§ **Aim of the task**
Output every entry exactly, from the first line to the last.

----

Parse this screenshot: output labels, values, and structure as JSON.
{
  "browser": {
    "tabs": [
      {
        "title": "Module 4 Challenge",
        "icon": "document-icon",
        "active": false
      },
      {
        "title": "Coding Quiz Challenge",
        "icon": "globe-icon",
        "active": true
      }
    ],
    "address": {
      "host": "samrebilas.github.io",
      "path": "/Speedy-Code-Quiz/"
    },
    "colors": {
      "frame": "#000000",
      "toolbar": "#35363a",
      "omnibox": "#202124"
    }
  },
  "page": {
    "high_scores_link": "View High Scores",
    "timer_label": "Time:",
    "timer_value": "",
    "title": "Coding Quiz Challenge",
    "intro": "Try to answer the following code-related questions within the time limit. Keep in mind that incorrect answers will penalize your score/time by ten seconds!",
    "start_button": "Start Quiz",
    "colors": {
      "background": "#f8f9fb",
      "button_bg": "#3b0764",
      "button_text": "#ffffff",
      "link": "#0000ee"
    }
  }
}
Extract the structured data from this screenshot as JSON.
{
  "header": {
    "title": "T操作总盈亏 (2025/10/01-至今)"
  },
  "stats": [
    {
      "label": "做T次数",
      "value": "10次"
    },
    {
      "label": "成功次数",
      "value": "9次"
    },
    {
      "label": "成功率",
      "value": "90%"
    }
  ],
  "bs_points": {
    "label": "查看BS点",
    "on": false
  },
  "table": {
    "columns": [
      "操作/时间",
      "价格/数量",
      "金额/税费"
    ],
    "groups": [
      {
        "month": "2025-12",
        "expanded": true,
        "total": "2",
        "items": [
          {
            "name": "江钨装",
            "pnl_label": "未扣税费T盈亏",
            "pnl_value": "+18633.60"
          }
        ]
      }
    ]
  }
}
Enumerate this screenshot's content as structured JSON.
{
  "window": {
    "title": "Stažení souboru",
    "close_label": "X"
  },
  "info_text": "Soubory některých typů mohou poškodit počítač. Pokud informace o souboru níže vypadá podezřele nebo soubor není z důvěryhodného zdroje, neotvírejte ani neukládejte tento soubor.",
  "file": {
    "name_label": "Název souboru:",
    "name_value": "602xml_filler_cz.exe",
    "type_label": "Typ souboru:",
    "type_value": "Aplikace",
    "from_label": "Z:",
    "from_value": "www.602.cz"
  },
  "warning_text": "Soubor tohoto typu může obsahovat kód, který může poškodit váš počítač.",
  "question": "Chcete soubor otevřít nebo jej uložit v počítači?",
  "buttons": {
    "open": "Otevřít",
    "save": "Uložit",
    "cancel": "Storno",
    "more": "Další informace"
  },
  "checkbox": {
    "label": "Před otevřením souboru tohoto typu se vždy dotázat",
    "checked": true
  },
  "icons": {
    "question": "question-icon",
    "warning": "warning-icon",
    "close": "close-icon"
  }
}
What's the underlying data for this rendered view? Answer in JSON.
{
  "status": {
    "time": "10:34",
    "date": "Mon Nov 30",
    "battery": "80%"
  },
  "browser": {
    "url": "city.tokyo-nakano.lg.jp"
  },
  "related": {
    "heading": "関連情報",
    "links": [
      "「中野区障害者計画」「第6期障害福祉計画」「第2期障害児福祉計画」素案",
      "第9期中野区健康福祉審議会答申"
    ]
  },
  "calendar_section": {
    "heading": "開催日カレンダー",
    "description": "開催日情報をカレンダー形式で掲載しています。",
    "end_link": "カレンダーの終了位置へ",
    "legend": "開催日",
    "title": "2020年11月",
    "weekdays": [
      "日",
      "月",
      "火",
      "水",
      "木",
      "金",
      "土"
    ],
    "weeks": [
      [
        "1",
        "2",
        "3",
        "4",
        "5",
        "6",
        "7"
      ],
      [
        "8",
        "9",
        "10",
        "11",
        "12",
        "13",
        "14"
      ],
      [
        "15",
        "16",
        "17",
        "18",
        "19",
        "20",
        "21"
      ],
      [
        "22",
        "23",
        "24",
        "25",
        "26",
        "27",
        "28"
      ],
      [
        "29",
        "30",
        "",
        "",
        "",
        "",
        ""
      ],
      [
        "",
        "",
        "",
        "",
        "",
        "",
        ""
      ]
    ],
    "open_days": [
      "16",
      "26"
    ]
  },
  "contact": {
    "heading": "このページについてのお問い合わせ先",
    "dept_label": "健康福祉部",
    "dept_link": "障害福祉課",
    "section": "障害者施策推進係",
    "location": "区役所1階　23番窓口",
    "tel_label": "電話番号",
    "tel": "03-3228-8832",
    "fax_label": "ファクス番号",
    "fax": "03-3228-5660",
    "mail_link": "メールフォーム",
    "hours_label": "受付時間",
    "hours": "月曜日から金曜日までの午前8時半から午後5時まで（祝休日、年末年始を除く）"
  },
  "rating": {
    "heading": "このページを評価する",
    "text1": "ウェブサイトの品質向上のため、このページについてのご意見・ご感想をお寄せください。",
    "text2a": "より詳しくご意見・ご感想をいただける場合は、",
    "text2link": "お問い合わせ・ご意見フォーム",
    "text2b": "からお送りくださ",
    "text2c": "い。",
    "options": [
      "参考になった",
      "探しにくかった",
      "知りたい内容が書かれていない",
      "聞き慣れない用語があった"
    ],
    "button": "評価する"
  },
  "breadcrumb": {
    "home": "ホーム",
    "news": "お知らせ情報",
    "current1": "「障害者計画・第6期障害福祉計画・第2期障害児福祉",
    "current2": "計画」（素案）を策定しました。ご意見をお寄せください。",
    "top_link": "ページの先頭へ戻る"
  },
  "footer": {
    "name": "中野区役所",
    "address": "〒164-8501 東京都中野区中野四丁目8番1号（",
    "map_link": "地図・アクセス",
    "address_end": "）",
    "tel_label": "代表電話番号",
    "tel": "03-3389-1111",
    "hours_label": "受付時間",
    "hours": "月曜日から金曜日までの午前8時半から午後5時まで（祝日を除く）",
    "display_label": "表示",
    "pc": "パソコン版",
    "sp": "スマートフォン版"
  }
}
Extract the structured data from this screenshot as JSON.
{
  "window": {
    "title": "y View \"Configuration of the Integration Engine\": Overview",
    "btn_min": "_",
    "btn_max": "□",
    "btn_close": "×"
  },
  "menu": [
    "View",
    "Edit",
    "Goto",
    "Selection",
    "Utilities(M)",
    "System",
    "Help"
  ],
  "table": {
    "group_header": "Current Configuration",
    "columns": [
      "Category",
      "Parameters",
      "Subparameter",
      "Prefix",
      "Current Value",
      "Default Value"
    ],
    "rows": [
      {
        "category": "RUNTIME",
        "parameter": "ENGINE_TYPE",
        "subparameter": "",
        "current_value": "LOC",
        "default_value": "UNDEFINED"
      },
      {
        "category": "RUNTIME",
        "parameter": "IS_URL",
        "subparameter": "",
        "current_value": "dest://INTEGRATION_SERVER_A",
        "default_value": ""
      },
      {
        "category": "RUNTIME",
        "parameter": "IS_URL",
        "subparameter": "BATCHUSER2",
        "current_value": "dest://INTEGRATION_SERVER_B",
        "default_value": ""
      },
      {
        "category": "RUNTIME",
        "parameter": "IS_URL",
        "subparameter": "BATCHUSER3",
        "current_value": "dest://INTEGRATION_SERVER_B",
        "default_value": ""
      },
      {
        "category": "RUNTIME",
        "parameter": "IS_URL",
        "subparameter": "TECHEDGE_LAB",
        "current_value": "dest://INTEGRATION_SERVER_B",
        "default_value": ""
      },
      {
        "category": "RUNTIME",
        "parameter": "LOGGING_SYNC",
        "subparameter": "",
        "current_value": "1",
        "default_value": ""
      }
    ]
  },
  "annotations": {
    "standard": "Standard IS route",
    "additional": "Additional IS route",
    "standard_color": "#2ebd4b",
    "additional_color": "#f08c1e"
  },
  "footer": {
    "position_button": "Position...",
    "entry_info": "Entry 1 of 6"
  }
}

----

§ **Response below**
Parse this screenshot: output labels, values, and structure as JSON.
{
  "browser": {
    "tabs": [
      {
        "title": "Module 4 Challenge",
        "icon": "document-icon",
        "active": false
      },
      {
        "title": "Coding Quiz Challenge",
        "icon": "globe-icon",
        "active": true
      }
    ],
    "address": {
      "host": "samrebilas.github.io",
      "path": "/Speedy-Code-Quiz/"
    },
    "colors": {
      "frame": "#000000",
      "toolbar": "#35363a",
      "omnibox": "#202124"
    }
  },
  "page": {
    "high_scores_link": "View High Scores",
    "timer_label": "Time:",
    "timer_value": "",
    "title": "Coding Quiz Challenge",
    "intro": "Try to answer the following code-related questions within the time limit. Keep in mind that incorrect answers will penalize your score/time by ten seconds!",
    "start_button": "Start Quiz",
    "colors": {
      "background": "#f8f9fb",
      "button_bg": "#3b0764",
      "button_text": "#ffffff",
      "link": "#0000ee"
    }
  }
}
Extract the structured data from this screenshot as JSON.
{
  "header": {
    "title": "T操作总盈亏 (2025/10/01-至今)"
  },
  "stats": [
    {
      "label": "做T次数",
      "value": "10次"
    },
    {
      "label": "成功次数",
      "value": "9次"
    },
    {
      "label": "成功率",
      "value": "90%"
    }
  ],
  "bs_points": {
    "label": "查看BS点",
    "on": false
  },
  "table": {
    "columns": [
      "操作/时间",
      "价格/数量",
      "金额/税费"
    ],
    "groups": [
      {
        "month": "2025-12",
        "expanded": true,
        "total": "2",
        "items": [
          {
            "name": "江钨装",
            "pnl_label": "未扣税费T盈亏",
            "pnl_value": "+18633.60"
          }
        ]
      }
    ]
  }
}
Enumerate this screenshot's content as structured JSON.
{
  "window": {
    "title": "Stažení souboru",
    "close_label": "X"
  },
  "info_text": "Soubory některých typů mohou poškodit počítač. Pokud informace o souboru níže vypadá podezřele nebo soubor není z důvěryhodného zdroje, neotvírejte ani neukládejte tento soubor.",
  "file": {
    "name_label": "Název souboru:",
    "name_value": "602xml_filler_cz.exe",
    "type_label": "Typ souboru:",
    "type_value": "Aplikace",
    "from_label": "Z:",
    "from_value": "www.602.cz"
  },
  "warning_text": "Soubor tohoto typu může obsahovat kód, který může poškodit váš počítač.",
  "question": "Chcete soubor otevřít nebo jej uložit v počítači?",
  "buttons": {
    "open": "Otevřít",
    "save": "Uložit",
    "cancel": "Storno",
    "more": "Další informace"
  },
  "checkbox": {
    "label": "Před otevřením souboru tohoto typu se vždy dotázat",
    "checked": true
  },
  "icons": {
    "question": "question-icon",
    "warning": "warning-icon",
    "close": "close-icon"
  }
}
What's the underlying data for this rendered view? Answer in JSON.
{
  "status": {
    "time": "10:34",
    "date": "Mon Nov 30",
    "battery": "80%"
  },
  "browser": {
    "url": "city.tokyo-nakano.lg.jp"
  },
  "related": {
    "heading": "関連情報",
    "links": [
      "「中野区障害者計画」「第6期障害福祉計画」「第2期障害児福祉計画」素案",
      "第9期中野区健康福祉審議会答申"
    ]
  },
  "calendar_section": {
    "heading": "開催日カレンダー",
    "description": "開催日情報をカレンダー形式で掲載しています。",
    "end_link": "カレンダーの終了位置へ",
    "legend": "開催日",
    "title": "2020年11月",
    "weekdays": [
      "日",
      "月",
      "火",
      "水",
      "木",
      "金",
      "土"
    ],
    "weeks": [
      [
        "1",
        "2",
        "3",
        "4",
        "5",
        "6",
        "7"
      ],
      [
        "8",
        "9",
        "10",
        "11",
        "12",
        "13",
        "14"
      ],
      [
        "15",
        "16",
        "17",
        "18",
        "19",
        "20",
        "21"
      ],
      [
        "22",
        "23",
        "24",
        "25",
        "26",
        "27",
        "28"
      ],
      [
        "29",
        "30",
        "",
        "",
        "",
        "",
        ""
      ],
      [
        "",
        "",
        "",
        "",
        "",
        "",
        ""
      ]
    ],
    "open_days": [
      "16",
      "26"
    ]
  },
  "contact": {
    "heading": "このページについてのお問い合わせ先",
    "dept_label": "健康福祉部",
    "dept_link": "障害福祉課",
    "section": "障害者施策推進係",
    "location": "区役所1階　23番窓口",
    "tel_label": "電話番号",
    "tel": "03-3228-8832",
    "fax_label": "ファクス番号",
    "fax": "03-3228-5660",
    "mail_link": "メールフォーム",
    "hours_label": "受付時間",
    "hours": "月曜日から金曜日までの午前8時半から午後5時まで（祝休日、年末年始を除く）"
  },
  "rating": {
    "heading": "このページを評価する",
    "text1": "ウェブサイトの品質向上のため、このページについてのご意見・ご感想をお寄せください。",
    "text2a": "より詳しくご意見・ご感想をいただける場合は、",
    "text2link": "お問い合わせ・ご意見フォーム",
    "text2b": "からお送りくださ",
    "text2c": "い。",
    "options": [
      "参考になった",
      "探しにくかった",
      "知りたい内容が書かれていない",
      "聞き慣れない用語があった"
    ],
    "button": "評価する"
  },
  "breadcrumb": {
    "home": "ホーム",
    "news": "お知らせ情報",
    "current1": "「障害者計画・第6期障害福祉計画・第2期障害児福祉",
    "current2": "計画」（素案）を策定しました。ご意見をお寄せください。",
    "top_link": "ページの先頭へ戻る"
  },
  "footer": {
    "name": "中野区役所",
    "address": "〒164-8501 東京都中野区中野四丁目8番1号（",
    "map_link": "地図・アクセス",
    "address_end": "）",
    "tel_label": "代表電話番号",
    "tel": "03-3389-1111",
    "hours_label": "受付時間",
    "hours": "月曜日から金曜日までの午前8時半から午後5時まで（祝日を除く）",
    "display_label": "表示",
    "pc": "パソコン版",
    "sp": "スマートフォン版"
  }
}
Extract the structured data from this screenshot as JSON.
{
  "window": {
    "title": "y View \"Configuration of the Integration Engine\": Overview",
    "btn_min": "_",
    "btn_max": "□",
    "btn_close": "×"
  },
  "menu": [
    "View",
    "Edit",
    "Goto",
    "Selection",
    "Utilities(M)",
    "System",
    "Help"
  ],
  "table": {
    "group_header": "Current Configuration",
    "columns": [
      "Category",
      "Parameters",
      "Subparameter",
      "Prefix",
      "Current Value",
      "Default Value"
    ],
    "rows": [
      {
        "category": "RUNTIME",
        "parameter": "ENGINE_TYPE",
        "subparameter": "",
        "current_value": "LOC",
        "default_value": "UNDEFINED"
      },
      {
        "category": "RUNTIME",
        "parameter": "IS_URL",
        "subparameter": "",
        "current_value": "dest://INTEGRATION_SERVER_A",
        "default_value": ""
      },
      {
        "category": "RUNTIME",
        "parameter": "IS_URL",
        "subparameter": "BATCHUSER2",
        "current_value": "dest://INTEGRATION_SERVER_B",
        "default_value": ""
      },
      {
        "category": "RUNTIME",
        "parameter": "IS_URL",
        "subparameter": "BATCHUSER3",
        "current_value": "dest://INTEGRATION_SERVER_B",
        "default_value": ""
      },
      {
        "category": "RUNTIME",
        "parameter": "IS_URL",
        "subparameter": "TECHEDGE_LAB",
        "current_value": "dest://INTEGRATION_SERVER_B",
        "default_value": ""
      },
      {
        "category": "RUNTIME",
        "parameter": "LOGGING_SYNC",
        "subparameter": "",
        "current_value": "1",
        "default_value": ""
      }
    ]
  },
  "annotations": {
    "standard": "Standard IS route",
    "additional": "Additional IS route",
    "standard_color": "#2ebd4b",
    "additional_color": "#f08c1e"
  },
  "footer": {
    "position_button": "Position...",
    "entry_info": "Entry 1 of 6"
  }
}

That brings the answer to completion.